Make an exact transcription of the material, leaving out all images.

--------------------------------------------------

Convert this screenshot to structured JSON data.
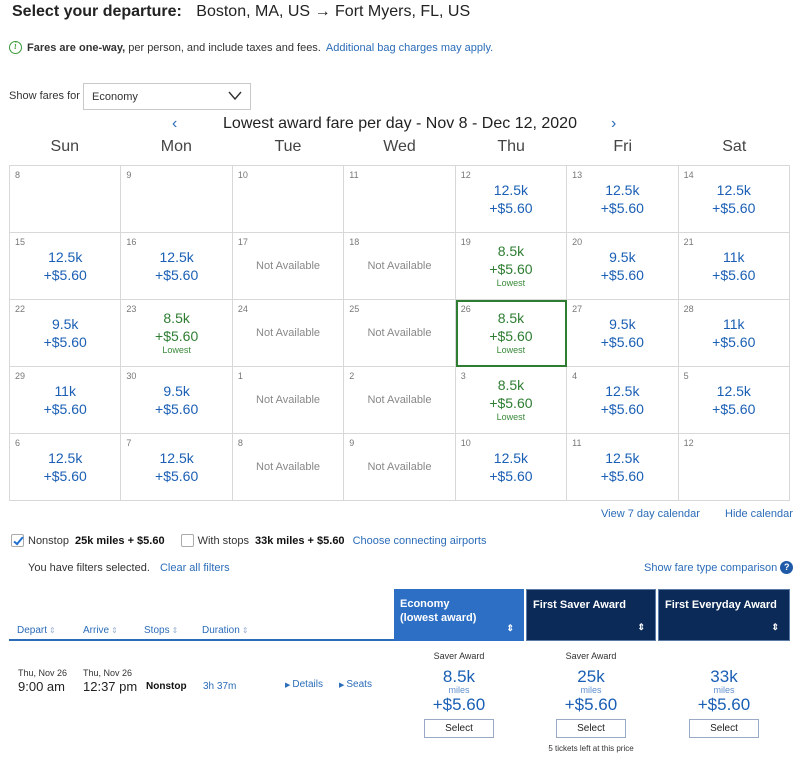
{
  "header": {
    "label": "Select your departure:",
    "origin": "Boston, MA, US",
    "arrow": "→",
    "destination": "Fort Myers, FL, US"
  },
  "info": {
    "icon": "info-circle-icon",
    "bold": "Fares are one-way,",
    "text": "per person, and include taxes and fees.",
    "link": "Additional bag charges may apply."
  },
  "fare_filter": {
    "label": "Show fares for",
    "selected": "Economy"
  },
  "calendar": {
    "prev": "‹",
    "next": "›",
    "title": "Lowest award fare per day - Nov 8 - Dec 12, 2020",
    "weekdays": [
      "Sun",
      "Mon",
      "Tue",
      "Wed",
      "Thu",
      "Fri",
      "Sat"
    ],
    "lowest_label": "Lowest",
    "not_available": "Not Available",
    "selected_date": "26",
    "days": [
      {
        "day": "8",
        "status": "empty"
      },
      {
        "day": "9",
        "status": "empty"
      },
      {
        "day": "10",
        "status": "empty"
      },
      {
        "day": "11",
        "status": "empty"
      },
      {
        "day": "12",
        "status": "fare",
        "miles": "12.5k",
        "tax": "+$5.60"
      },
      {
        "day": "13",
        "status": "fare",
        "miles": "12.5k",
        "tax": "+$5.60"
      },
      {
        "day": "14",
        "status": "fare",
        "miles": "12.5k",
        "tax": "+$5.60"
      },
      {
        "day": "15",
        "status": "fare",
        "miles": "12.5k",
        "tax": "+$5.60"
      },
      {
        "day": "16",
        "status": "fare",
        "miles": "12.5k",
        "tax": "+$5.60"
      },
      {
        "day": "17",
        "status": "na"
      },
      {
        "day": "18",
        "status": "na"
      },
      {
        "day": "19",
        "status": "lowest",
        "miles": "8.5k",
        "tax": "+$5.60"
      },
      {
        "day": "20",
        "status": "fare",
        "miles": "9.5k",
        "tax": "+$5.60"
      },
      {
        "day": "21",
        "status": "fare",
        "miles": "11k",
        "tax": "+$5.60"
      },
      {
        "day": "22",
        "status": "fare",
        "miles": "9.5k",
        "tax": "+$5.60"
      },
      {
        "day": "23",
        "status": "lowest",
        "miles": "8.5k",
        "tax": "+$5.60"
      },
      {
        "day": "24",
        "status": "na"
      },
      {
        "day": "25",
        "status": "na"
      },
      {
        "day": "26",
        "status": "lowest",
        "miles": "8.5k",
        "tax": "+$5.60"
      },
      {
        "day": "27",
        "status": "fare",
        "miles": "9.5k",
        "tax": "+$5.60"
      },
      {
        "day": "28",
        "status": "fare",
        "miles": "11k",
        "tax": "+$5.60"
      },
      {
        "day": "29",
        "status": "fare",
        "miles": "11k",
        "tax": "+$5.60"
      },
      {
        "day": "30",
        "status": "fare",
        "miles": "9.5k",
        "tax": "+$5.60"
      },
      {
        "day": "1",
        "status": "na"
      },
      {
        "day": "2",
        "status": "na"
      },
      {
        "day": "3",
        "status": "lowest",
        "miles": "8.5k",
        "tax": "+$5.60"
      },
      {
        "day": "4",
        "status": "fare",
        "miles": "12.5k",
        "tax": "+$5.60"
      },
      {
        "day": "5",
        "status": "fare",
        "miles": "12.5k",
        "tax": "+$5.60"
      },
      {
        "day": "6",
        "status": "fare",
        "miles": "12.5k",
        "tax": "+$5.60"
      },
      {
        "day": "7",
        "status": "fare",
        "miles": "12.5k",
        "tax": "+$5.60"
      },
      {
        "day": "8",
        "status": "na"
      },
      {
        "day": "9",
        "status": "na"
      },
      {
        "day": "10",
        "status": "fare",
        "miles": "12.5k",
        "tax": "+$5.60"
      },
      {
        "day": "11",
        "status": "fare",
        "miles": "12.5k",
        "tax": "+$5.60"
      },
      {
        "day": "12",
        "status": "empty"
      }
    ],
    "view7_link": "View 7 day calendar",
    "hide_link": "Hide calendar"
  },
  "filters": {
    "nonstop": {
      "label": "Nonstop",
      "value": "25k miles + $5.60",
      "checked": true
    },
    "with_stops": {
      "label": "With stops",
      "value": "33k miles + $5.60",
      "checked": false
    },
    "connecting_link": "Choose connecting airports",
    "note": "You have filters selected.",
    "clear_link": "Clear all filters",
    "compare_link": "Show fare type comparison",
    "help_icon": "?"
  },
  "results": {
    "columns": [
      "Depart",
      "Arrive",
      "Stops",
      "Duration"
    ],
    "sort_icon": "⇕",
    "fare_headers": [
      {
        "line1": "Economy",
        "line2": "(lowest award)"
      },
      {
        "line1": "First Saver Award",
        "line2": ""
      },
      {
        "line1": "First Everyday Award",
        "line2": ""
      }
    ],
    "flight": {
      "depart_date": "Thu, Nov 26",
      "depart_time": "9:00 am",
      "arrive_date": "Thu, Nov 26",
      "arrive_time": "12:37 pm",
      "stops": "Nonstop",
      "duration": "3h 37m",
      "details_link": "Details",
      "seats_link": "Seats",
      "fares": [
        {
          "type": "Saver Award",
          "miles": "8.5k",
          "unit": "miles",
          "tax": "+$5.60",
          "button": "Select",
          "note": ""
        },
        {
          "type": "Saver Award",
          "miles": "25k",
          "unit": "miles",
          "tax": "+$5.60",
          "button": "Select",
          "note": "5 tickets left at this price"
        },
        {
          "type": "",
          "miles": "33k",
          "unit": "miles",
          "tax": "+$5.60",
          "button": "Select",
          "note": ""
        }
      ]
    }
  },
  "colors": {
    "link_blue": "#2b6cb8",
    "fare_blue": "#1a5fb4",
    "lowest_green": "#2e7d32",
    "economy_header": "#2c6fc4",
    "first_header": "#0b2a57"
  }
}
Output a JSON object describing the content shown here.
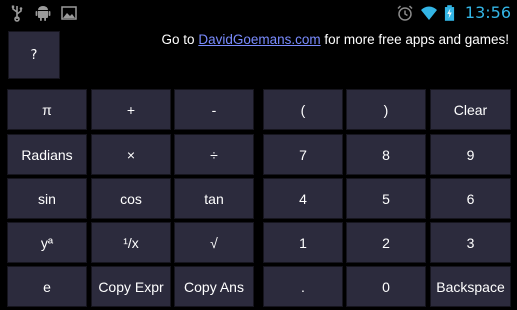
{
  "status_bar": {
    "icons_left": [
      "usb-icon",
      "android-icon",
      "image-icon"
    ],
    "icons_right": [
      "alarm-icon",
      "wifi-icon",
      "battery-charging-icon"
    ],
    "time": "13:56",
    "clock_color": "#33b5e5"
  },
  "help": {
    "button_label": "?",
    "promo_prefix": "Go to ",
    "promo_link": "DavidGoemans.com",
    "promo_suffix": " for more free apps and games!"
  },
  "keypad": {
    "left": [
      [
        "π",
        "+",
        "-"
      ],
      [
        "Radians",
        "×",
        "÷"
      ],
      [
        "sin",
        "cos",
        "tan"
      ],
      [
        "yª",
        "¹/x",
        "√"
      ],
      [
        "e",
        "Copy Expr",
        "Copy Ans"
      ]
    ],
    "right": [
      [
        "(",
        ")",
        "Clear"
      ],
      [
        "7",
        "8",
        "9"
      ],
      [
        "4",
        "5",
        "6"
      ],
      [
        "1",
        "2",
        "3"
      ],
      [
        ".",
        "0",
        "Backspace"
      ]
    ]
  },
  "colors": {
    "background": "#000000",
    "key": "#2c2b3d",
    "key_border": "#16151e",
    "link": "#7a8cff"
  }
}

--------------------------------------------------

## TASK SOLUTION
Convert this screenshot to structured JSON data.
{
  "header": {
    "label": "Select your departure:",
    "origin": "Boston, MA, US",
    "arrow": "→",
    "destination": "Fort Myers, FL, US"
  },
  "info": {
    "icon": "info-circle-icon",
    "bold": "Fares are one-way,",
    "text": "per person, and include taxes and fees.",
    "link": "Additional bag charges may apply."
  },
  "fare_filter": {
    "label": "Show fares for",
    "selected": "Economy"
  },
  "calendar": {
    "prev": "‹",
    "next": "›",
    "title": "Lowest award fare per day - Nov 8 - Dec 12, 2020",
    "weekdays": [
      "Sun",
      "Mon",
      "Tue",
      "Wed",
      "Thu",
      "Fri",
      "Sat"
    ],
    "lowest_label": "Lowest",
    "not_available": "Not Available",
    "selected_date": "26",
    "days": [
      {
        "day": "8",
        "status": "empty"
      },
      {
        "day": "9",
        "status": "empty"
      },
      {
        "day": "10",
        "status": "empty"
      },
      {
        "day": "11",
        "status": "empty"
      },
      {
        "day": "12",
        "status": "fare",
        "miles": "12.5k",
        "tax": "+$5.60"
      },
      {
        "day": "13",
        "status": "fare",
        "miles": "12.5k",
        "tax": "+$5.60"
      },
      {
        "day": "14",
        "status": "fare",
        "miles": "12.5k",
        "tax": "+$5.60"
      },
      {
        "day": "15",
        "status": "fare",
        "miles": "12.5k",
        "tax": "+$5.60"
      },
      {
        "day": "16",
        "status": "fare",
        "miles": "12.5k",
        "tax": "+$5.60"
      },
      {
        "day": "17",
        "status": "na"
      },
      {
        "day": "18",
        "status": "na"
      },
      {
        "day": "19",
        "status": "lowest",
        "miles": "8.5k",
        "tax": "+$5.60"
      },
      {
        "day": "20",
        "status": "fare",
        "miles": "9.5k",
        "tax": "+$5.60"
      },
      {
        "day": "21",
        "status": "fare",
        "miles": "11k",
        "tax": "+$5.60"
      },
      {
        "day": "22",
        "status": "fare",
        "miles": "9.5k",
        "tax": "+$5.60"
      },
      {
        "day": "23",
        "status": "lowest",
        "miles": "8.5k",
        "tax": "+$5.60"
      },
      {
        "day": "24",
        "status": "na"
      },
      {
        "day": "25",
        "status": "na"
      },
      {
        "day": "26",
        "status": "lowest",
        "miles": "8.5k",
        "tax": "+$5.60"
      },
      {
        "day": "27",
        "status": "fare",
        "miles": "9.5k",
        "tax": "+$5.60"
      },
      {
        "day": "28",
        "status": "fare",
        "miles": "11k",
        "tax": "+$5.60"
      },
      {
        "day": "29",
        "status": "fare",
        "miles": "11k",
        "tax": "+$5.60"
      },
      {
        "day": "30",
        "status": "fare",
        "miles": "9.5k",
        "tax": "+$5.60"
      },
      {
        "day": "1",
        "status": "na"
      },
      {
        "day": "2",
        "status": "na"
      },
      {
        "day": "3",
        "status": "lowest",
        "miles": "8.5k",
        "tax": "+$5.60"
      },
      {
        "day": "4",
        "status": "fare",
        "miles": "12.5k",
        "tax": "+$5.60"
      },
      {
        "day": "5",
        "status": "fare",
        "miles": "12.5k",
        "tax": "+$5.60"
      },
      {
        "day": "6",
        "status": "fare",
        "miles": "12.5k",
        "tax": "+$5.60"
      },
      {
        "day": "7",
        "status": "fare",
        "miles": "12.5k",
        "tax": "+$5.60"
      },
      {
        "day": "8",
        "status": "na"
      },
      {
        "day": "9",
        "status": "na"
      },
      {
        "day": "10",
        "status": "fare",
        "miles": "12.5k",
        "tax": "+$5.60"
      },
      {
        "day": "11",
        "status": "fare",
        "miles": "12.5k",
        "tax": "+$5.60"
      },
      {
        "day": "12",
        "status": "empty"
      }
    ],
    "view7_link": "View 7 day calendar",
    "hide_link": "Hide calendar"
  },
  "filters": {
    "nonstop": {
      "label": "Nonstop",
      "value": "25k miles + $5.60",
      "checked": true
    },
    "with_stops": {
      "label": "With stops",
      "value": "33k miles + $5.60",
      "checked": false
    },
    "connecting_link": "Choose connecting airports",
    "note": "You have filters selected.",
    "clear_link": "Clear all filters",
    "compare_link": "Show fare type comparison",
    "help_icon": "?"
  },
  "results": {
    "columns": [
      "Depart",
      "Arrive",
      "Stops",
      "Duration"
    ],
    "sort_icon": "⇕",
    "fare_headers": [
      {
        "line1": "Economy",
        "line2": "(lowest award)"
      },
      {
        "line1": "First Saver Award",
        "line2": ""
      },
      {
        "line1": "First Everyday Award",
        "line2": ""
      }
    ],
    "flight": {
      "depart_date": "Thu, Nov 26",
      "depart_time": "9:00 am",
      "arrive_date": "Thu, Nov 26",
      "arrive_time": "12:37 pm",
      "stops": "Nonstop",
      "duration": "3h 37m",
      "details_link": "Details",
      "seats_link": "Seats",
      "fares": [
        {
          "type": "Saver Award",
          "miles": "8.5k",
          "unit": "miles",
          "tax": "+$5.60",
          "button": "Select",
          "note": ""
        },
        {
          "type": "Saver Award",
          "miles": "25k",
          "unit": "miles",
          "tax": "+$5.60",
          "button": "Select",
          "note": "5 tickets left at this price"
        },
        {
          "type": "",
          "miles": "33k",
          "unit": "miles",
          "tax": "+$5.60",
          "button": "Select",
          "note": ""
        }
      ]
    }
  },
  "colors": {
    "link_blue": "#2b6cb8",
    "fare_blue": "#1a5fb4",
    "lowest_green": "#2e7d32",
    "economy_header": "#2c6fc4",
    "first_header": "#0b2a57"
  }
}
Output a JSON object describing the content shown here.
{
  "status_bar": {
    "icons_left": [
      "usb-icon",
      "android-icon",
      "image-icon"
    ],
    "icons_right": [
      "alarm-icon",
      "wifi-icon",
      "battery-charging-icon"
    ],
    "time": "13:56",
    "clock_color": "#33b5e5"
  },
  "help": {
    "button_label": "?",
    "promo_prefix": "Go to ",
    "promo_link": "DavidGoemans.com",
    "promo_suffix": " for more free apps and games!"
  },
  "keypad": {
    "left": [
      [
        "π",
        "+",
        "-"
      ],
      [
        "Radians",
        "×",
        "÷"
      ],
      [
        "sin",
        "cos",
        "tan"
      ],
      [
        "yª",
        "¹/x",
        "√"
      ],
      [
        "e",
        "Copy Expr",
        "Copy Ans"
      ]
    ],
    "right": [
      [
        "(",
        ")",
        "Clear"
      ],
      [
        "7",
        "8",
        "9"
      ],
      [
        "4",
        "5",
        "6"
      ],
      [
        "1",
        "2",
        "3"
      ],
      [
        ".",
        "0",
        "Backspace"
      ]
    ]
  },
  "colors": {
    "background": "#000000",
    "key": "#2c2b3d",
    "key_border": "#16151e",
    "link": "#7a8cff"
  }
}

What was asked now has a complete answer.